---------- Information provided

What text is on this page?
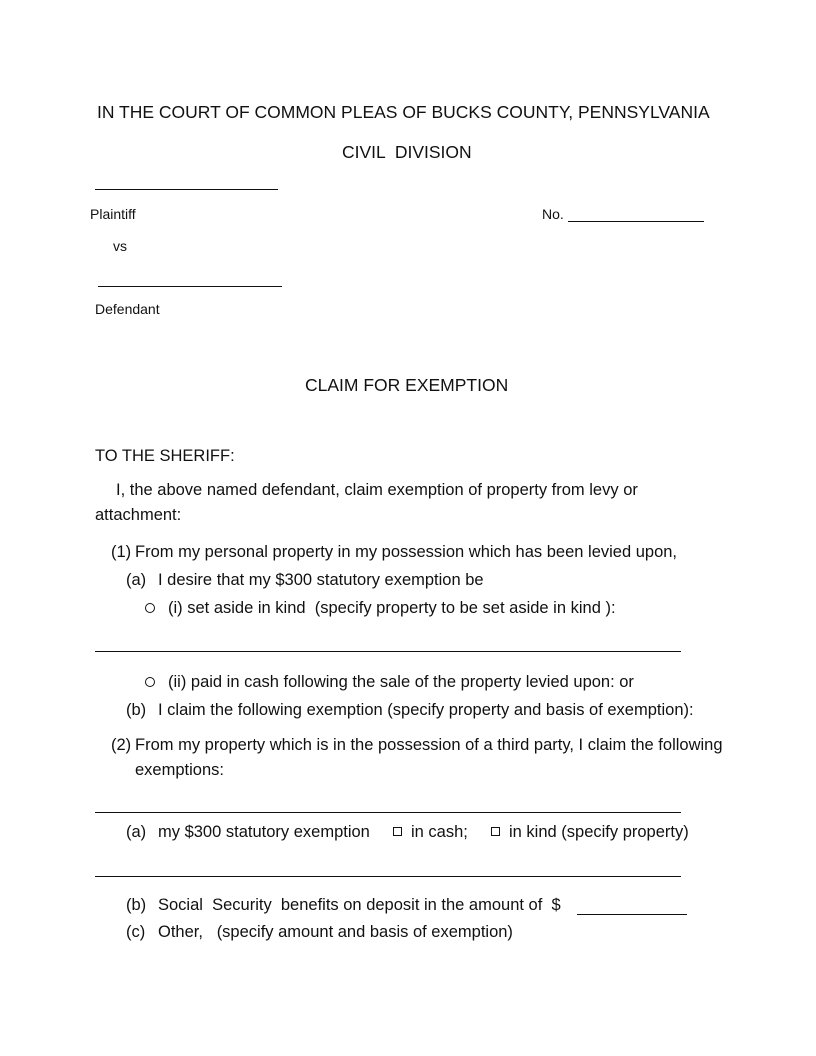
IN THE COURT OF COMMON PLEAS OF BUCKS COUNTY, PENNSYLVANIA
CIVIL  DIVISION
Plaintiff
vs
Defendant
No.
CLAIM FOR EXEMPTION
TO THE SHERIFF:
I, the above named defendant, claim exemption of property from levy or
attachment:
(1) From my personal property in my possession which has been levied upon,
(a) I desire that my $300 statutory exemption be
(i) set aside in kind  (specify property to be set aside in kind ):
(ii) paid in cash following the sale of the property levied upon: or
(b) I claim the following exemption (specify property and basis of exemption):
(2) From my property which is in the possession of a third party, I claim the following
exemptions:
(a) my $300 statutory exemption in cash; in kind (specify property)
(b) Social  Security  benefits on deposit in the amount of  $
(c) Other,   (specify amount and basis of exemption)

--------------------

What is expected:
Extract all lines of the records above that include "specify".

Task result:
(i) set aside in kind  (specify property to be set aside in kind ):
(b) I claim the following exemption (specify property and basis of exemption):
(a) my $300 statutory exemption in cash; in kind (specify property)
(c) Other,   (specify amount and basis of exemption)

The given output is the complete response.